JOB => What is the number of lines in the data holding the word "together"? Give that number by itself.

───── INPUT FOR THIS TASK

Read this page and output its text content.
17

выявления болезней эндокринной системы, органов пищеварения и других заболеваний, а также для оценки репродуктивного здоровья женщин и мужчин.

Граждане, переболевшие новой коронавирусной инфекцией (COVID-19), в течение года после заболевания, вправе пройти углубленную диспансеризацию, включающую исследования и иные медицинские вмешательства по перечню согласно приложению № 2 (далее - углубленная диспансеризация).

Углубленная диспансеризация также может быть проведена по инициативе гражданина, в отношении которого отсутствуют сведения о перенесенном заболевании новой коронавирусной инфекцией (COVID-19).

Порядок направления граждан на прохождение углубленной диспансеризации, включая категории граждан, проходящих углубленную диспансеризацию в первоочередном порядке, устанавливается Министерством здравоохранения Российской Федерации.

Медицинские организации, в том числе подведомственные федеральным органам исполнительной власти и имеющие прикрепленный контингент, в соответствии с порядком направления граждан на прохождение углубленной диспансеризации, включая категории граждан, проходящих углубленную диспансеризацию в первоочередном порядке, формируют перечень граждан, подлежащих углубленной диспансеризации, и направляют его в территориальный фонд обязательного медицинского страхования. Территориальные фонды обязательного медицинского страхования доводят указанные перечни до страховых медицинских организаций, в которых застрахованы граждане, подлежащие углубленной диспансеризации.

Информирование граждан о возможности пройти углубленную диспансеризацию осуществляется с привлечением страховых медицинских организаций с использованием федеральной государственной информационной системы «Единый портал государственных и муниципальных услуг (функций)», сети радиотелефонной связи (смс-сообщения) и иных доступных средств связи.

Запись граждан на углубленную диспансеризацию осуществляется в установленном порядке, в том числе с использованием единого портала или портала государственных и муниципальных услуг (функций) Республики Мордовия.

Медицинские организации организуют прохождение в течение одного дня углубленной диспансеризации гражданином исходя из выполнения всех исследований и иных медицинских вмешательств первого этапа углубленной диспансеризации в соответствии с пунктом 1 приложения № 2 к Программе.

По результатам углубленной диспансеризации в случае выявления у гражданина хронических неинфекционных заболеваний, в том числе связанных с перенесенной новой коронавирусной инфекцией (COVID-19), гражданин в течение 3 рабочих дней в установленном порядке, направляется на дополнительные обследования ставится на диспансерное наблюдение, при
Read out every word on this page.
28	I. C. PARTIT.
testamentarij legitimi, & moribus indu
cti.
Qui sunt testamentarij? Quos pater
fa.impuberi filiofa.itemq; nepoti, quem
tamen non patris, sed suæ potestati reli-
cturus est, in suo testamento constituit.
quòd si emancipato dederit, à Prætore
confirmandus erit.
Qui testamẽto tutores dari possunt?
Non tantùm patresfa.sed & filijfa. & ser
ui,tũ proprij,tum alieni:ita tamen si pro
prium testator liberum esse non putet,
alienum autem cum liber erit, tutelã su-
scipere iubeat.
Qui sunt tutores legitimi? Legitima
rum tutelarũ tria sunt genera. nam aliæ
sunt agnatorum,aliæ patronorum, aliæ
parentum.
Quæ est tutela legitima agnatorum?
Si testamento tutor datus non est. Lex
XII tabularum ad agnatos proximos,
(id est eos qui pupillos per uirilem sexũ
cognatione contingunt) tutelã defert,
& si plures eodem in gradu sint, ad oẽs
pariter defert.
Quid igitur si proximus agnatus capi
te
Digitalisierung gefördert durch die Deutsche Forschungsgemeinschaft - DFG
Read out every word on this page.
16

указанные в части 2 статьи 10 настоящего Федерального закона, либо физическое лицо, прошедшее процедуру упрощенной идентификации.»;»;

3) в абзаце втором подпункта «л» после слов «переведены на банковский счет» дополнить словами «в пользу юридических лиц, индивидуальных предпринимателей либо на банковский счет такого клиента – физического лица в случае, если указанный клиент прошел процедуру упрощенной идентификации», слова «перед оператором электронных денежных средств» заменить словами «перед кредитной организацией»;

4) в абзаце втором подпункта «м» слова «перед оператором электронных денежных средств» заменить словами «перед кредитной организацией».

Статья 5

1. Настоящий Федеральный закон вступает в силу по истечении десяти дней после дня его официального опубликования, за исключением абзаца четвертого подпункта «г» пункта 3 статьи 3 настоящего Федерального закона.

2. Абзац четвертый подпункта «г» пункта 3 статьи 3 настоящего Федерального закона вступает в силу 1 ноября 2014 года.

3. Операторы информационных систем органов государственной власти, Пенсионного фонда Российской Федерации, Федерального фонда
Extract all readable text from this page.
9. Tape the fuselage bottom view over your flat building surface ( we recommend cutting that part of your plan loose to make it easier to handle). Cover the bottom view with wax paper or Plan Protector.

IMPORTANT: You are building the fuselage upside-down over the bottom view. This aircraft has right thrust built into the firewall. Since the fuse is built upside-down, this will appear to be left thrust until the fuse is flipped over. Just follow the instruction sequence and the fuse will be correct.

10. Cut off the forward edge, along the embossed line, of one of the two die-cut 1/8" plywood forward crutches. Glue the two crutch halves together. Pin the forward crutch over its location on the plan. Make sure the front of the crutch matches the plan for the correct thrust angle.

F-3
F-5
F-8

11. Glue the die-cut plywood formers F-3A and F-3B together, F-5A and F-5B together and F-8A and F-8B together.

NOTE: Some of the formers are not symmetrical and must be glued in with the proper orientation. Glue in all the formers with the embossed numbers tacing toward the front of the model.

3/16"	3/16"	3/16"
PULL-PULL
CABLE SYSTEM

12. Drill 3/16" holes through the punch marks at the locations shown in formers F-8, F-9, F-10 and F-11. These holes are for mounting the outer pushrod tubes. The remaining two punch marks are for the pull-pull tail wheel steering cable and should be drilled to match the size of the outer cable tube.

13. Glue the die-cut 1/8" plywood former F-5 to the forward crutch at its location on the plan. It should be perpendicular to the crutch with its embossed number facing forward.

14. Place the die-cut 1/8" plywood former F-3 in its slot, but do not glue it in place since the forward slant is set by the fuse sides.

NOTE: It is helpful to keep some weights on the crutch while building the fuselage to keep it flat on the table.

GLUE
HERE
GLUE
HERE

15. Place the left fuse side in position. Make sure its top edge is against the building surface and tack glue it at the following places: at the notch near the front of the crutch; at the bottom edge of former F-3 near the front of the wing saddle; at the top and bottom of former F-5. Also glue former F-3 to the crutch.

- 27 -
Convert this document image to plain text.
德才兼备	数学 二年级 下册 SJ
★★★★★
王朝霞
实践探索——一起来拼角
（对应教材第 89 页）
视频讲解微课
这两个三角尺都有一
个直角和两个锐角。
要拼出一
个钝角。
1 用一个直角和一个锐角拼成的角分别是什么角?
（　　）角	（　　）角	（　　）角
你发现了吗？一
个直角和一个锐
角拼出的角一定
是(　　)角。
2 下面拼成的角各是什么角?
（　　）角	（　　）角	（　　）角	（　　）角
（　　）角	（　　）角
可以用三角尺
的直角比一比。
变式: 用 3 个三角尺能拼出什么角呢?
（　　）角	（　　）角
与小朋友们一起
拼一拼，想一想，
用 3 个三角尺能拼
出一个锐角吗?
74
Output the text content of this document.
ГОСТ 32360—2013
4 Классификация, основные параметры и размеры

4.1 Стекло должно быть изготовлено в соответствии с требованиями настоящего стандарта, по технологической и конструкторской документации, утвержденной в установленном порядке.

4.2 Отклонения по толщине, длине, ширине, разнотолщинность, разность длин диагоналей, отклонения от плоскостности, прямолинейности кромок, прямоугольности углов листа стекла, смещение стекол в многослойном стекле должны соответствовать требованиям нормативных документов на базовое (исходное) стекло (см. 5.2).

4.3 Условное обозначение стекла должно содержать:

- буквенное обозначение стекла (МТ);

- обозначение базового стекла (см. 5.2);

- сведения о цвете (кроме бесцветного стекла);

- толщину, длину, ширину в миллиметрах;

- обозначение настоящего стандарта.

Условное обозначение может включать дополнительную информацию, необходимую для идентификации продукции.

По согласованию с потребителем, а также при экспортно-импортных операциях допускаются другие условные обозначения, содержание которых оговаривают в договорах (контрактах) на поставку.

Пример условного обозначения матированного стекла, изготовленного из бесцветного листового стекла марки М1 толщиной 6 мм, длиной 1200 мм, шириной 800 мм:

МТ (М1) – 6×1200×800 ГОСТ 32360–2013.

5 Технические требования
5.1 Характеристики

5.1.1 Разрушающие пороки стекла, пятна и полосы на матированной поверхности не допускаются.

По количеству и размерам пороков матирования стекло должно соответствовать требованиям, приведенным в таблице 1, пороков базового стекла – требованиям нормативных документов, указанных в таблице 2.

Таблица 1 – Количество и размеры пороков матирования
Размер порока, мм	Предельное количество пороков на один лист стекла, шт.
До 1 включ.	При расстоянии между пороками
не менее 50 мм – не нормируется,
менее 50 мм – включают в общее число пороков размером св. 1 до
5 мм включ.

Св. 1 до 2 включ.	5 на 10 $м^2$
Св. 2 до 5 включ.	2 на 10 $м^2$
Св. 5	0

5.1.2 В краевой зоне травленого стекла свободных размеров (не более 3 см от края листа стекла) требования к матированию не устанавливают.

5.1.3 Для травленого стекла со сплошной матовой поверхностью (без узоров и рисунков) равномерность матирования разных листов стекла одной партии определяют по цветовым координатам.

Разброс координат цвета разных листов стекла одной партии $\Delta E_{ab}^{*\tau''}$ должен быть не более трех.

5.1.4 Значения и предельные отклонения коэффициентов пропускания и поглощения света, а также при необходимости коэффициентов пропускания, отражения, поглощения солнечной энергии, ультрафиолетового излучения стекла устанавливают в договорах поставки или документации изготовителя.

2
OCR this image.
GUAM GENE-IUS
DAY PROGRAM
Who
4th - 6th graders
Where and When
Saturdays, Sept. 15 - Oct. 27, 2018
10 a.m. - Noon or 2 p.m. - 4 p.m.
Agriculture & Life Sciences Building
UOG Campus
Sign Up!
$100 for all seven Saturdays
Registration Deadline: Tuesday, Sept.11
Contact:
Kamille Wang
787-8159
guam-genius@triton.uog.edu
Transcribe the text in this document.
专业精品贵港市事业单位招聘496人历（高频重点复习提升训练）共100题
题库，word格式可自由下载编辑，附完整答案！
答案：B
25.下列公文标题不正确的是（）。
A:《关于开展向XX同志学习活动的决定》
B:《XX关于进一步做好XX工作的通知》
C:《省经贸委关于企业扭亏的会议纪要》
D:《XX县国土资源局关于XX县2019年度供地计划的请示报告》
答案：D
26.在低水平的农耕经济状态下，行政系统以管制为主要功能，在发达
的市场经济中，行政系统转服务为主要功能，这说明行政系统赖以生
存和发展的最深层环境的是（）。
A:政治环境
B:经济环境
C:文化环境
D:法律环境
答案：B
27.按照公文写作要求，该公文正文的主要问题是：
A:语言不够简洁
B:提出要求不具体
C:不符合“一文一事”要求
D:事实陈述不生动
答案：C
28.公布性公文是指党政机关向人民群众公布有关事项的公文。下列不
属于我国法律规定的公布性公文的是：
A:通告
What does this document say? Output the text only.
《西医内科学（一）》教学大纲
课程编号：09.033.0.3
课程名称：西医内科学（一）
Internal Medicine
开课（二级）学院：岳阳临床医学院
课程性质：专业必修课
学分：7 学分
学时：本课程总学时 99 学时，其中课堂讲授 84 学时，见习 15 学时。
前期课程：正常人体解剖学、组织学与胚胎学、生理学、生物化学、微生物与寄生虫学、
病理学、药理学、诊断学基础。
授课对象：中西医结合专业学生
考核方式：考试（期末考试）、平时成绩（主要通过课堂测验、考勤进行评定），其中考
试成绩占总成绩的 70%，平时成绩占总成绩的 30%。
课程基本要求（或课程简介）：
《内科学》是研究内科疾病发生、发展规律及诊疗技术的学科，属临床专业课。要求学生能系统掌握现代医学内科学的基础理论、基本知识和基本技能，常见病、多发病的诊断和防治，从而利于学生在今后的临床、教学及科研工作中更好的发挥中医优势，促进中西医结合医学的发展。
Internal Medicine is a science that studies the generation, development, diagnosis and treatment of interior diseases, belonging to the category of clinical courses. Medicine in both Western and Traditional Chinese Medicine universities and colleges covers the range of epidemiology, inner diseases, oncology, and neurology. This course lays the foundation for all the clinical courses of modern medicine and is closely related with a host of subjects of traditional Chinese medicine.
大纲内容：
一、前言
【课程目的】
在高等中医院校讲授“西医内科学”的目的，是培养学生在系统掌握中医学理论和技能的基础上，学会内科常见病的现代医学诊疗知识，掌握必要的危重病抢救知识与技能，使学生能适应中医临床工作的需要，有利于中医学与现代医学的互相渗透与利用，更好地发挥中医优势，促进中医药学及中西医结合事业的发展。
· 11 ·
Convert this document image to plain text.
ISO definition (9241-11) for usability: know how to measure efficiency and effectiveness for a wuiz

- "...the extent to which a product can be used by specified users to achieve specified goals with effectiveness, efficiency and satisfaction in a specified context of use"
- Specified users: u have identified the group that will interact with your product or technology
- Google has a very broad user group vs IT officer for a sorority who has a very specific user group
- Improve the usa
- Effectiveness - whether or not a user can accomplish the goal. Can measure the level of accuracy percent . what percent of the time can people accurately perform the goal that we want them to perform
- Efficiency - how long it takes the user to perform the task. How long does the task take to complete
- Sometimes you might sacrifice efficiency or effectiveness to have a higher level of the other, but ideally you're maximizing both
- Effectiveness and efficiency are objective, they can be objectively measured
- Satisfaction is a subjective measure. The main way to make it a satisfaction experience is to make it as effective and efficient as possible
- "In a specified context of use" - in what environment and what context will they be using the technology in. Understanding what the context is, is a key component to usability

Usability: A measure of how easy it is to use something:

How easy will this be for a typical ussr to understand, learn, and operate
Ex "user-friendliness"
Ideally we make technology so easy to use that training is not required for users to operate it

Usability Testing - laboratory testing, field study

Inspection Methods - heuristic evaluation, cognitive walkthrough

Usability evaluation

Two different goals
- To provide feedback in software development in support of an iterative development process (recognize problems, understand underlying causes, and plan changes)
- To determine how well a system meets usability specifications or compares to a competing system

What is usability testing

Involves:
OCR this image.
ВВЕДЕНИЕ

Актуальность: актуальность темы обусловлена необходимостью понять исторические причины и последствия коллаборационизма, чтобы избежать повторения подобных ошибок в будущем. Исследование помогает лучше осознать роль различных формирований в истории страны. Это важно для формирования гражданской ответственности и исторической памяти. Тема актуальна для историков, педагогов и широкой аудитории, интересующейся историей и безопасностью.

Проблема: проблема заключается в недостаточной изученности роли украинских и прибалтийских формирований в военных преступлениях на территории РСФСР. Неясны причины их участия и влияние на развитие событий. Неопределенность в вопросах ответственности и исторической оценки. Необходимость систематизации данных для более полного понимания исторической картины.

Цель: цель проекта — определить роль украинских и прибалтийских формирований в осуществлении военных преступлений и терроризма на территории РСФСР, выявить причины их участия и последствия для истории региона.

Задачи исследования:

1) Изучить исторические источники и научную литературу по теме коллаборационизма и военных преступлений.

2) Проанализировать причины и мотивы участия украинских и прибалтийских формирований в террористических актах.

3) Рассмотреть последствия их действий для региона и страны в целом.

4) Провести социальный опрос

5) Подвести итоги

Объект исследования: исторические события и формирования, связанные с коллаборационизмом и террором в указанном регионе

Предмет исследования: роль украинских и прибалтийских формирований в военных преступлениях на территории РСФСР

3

──────────

TASK RESULT => 2